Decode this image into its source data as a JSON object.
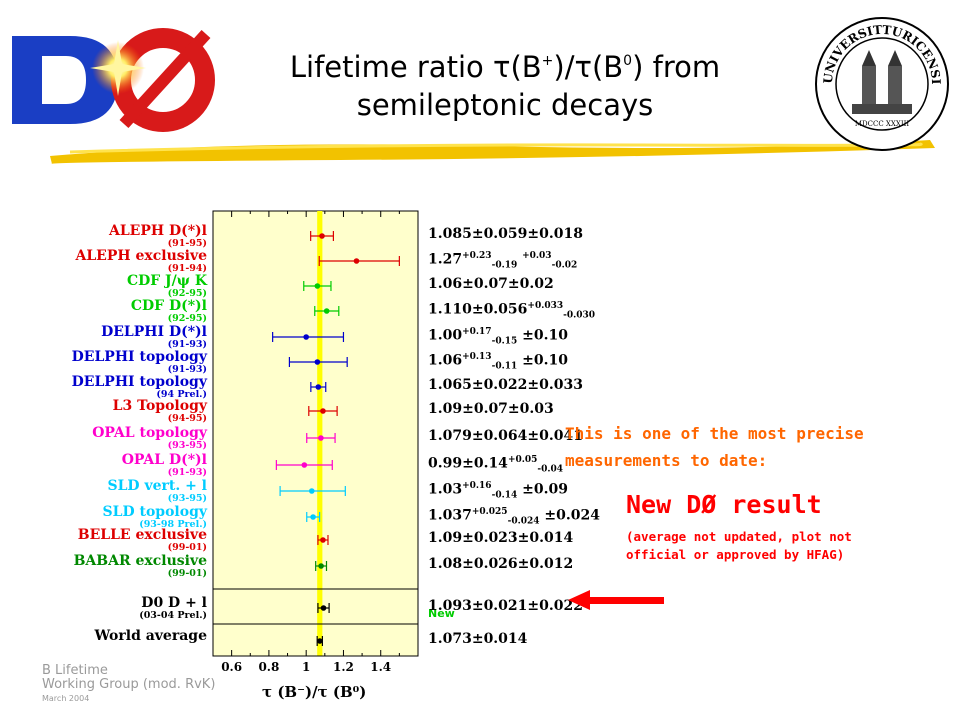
{
  "slide": {
    "title_line1_prefix": "Lifetime ratio ",
    "title_line1_tau1": "τ",
    "title_line1_bplus": "(B",
    "title_line1_plus_sup": "+",
    "title_line1_mid": ")/",
    "title_line1_tau2": "τ",
    "title_line1_b0": "(B",
    "title_line1_zero_sup": "0",
    "title_line1_suffix": ") from",
    "title_line2": "semileptonic decays",
    "note_line1": "This is one of the most precise",
    "note_line2": "measurements to date:",
    "new_result": "New DØ result",
    "new_result_sub1": "(average not updated, plot not",
    "new_result_sub2": "official or approved by HFAG)",
    "credit_line1": "B Lifetime",
    "credit_line2": "Working Group (mod. RvK)",
    "credit_line3": "March 2004",
    "seal_top_text": "UNIVERSITAS",
    "seal_right_text": "TURICENSIS",
    "seal_bottom_text": "MDCCC XXXIII",
    "colors": {
      "highlight_band": "#ffff00",
      "panel_bg": "#ffffcc",
      "arrow": "#ff0000",
      "note": "#ff6600"
    }
  },
  "chart_data": {
    "type": "scatter",
    "xlabel": "τ (B⁻)/τ (B⁰)",
    "xlim": [
      0.5,
      1.6
    ],
    "xticks": [
      0.6,
      0.8,
      1,
      1.2,
      1.4
    ],
    "xtick_labels": [
      "0.6",
      "0.8",
      "1",
      "1.2",
      "1.4"
    ],
    "band": {
      "low": 1.059,
      "high": 1.087
    },
    "grid": false,
    "measurements": [
      {
        "name": "ALEPH D(*)l",
        "years": "(91-95)",
        "color": "#dd0000",
        "value": 1.085,
        "err_low": 0.061,
        "err_high": 0.061,
        "result_html": "1.085±0.059±0.018"
      },
      {
        "name": "ALEPH exclusive",
        "years": "(91-94)",
        "color": "#dd0000",
        "value": 1.27,
        "err_low": 0.2,
        "err_high": 0.23,
        "result_html": "1.27<sup>+0.23</sup><sub>-0.19</sub> <sup>+0.03</sup><sub>-0.02</sub>"
      },
      {
        "name": "CDF J/ψ K",
        "years": "(92-95)",
        "color": "#00cc00",
        "value": 1.06,
        "err_low": 0.073,
        "err_high": 0.073,
        "result_html": "1.06±0.07±0.02"
      },
      {
        "name": "CDF D(*)l",
        "years": "(92-95)",
        "color": "#00cc00",
        "value": 1.11,
        "err_low": 0.064,
        "err_high": 0.065,
        "result_html": "1.110±0.056<sup>+0.033</sup><sub>-0.030</sub>"
      },
      {
        "name": "DELPHI D(*)l",
        "years": "(91-93)",
        "color": "#0000cc",
        "value": 1.0,
        "err_low": 0.18,
        "err_high": 0.2,
        "result_html": "1.00<sup>+0.17</sup><sub>-0.15</sub> ±0.10"
      },
      {
        "name": "DELPHI topology",
        "years": "(91-93)",
        "color": "#0000cc",
        "value": 1.06,
        "err_low": 0.15,
        "err_high": 0.16,
        "result_html": "1.06<sup>+0.13</sup><sub>-0.11</sub> ±0.10"
      },
      {
        "name": "DELPHI topology",
        "years": "(94 Prel.)",
        "color": "#0000cc",
        "value": 1.065,
        "err_low": 0.04,
        "err_high": 0.04,
        "result_html": "1.065±0.022±0.033"
      },
      {
        "name": "L3 Topology",
        "years": "(94-95)",
        "color": "#dd0000",
        "value": 1.09,
        "err_low": 0.076,
        "err_high": 0.076,
        "result_html": "1.09±0.07±0.03"
      },
      {
        "name": "OPAL topology",
        "years": "(93-95)",
        "color": "#ff00cc",
        "value": 1.079,
        "err_low": 0.076,
        "err_high": 0.076,
        "result_html": "1.079±0.064±0.041"
      },
      {
        "name": "OPAL D(*)l",
        "years": "(91-93)",
        "color": "#ff00cc",
        "value": 0.99,
        "err_low": 0.15,
        "err_high": 0.15,
        "result_html": "0.99±0.14<sup>+0.05</sup><sub>-0.04</sub>"
      },
      {
        "name": "SLD vert. + l",
        "years": "(93-95)",
        "color": "#00ccff",
        "value": 1.03,
        "err_low": 0.17,
        "err_high": 0.18,
        "result_html": "1.03<sup>+0.16</sup><sub>-0.14</sub> ±0.09"
      },
      {
        "name": "SLD topology",
        "years": "(93-98 Prel.)",
        "color": "#00ccff",
        "value": 1.037,
        "err_low": 0.034,
        "err_high": 0.035,
        "result_html": "1.037<sup>+0.025</sup><sub>-0.024</sub> ±0.024"
      },
      {
        "name": "BELLE exclusive",
        "years": "(99-01)",
        "color": "#dd0000",
        "value": 1.09,
        "err_low": 0.027,
        "err_high": 0.027,
        "result_html": "1.09±0.023±0.014"
      },
      {
        "name": "BABAR exclusive",
        "years": "(99-01)",
        "color": "#008800",
        "value": 1.08,
        "err_low": 0.029,
        "err_high": 0.029,
        "result_html": "1.08±0.026±0.012"
      },
      {
        "name": "D0 D + l",
        "years": "(03-04 Prel.)",
        "color": "#000000",
        "value": 1.093,
        "err_low": 0.03,
        "err_high": 0.03,
        "result_html": "1.093±0.021±0.022",
        "annotation": "New"
      },
      {
        "name": "World average",
        "years": "",
        "color": "#000000",
        "value": 1.073,
        "err_low": 0.014,
        "err_high": 0.014,
        "result_html": "1.073±0.014"
      }
    ]
  }
}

* * * * * * *

*STATED EXERCISE*. Pull out every line containing "Prel".

*EXPECTED OUTPUT*.
        "years": "(94 Prel.)",
        "years": "(93-98 Prel.)",
        "years": "(03-04 Prel.)",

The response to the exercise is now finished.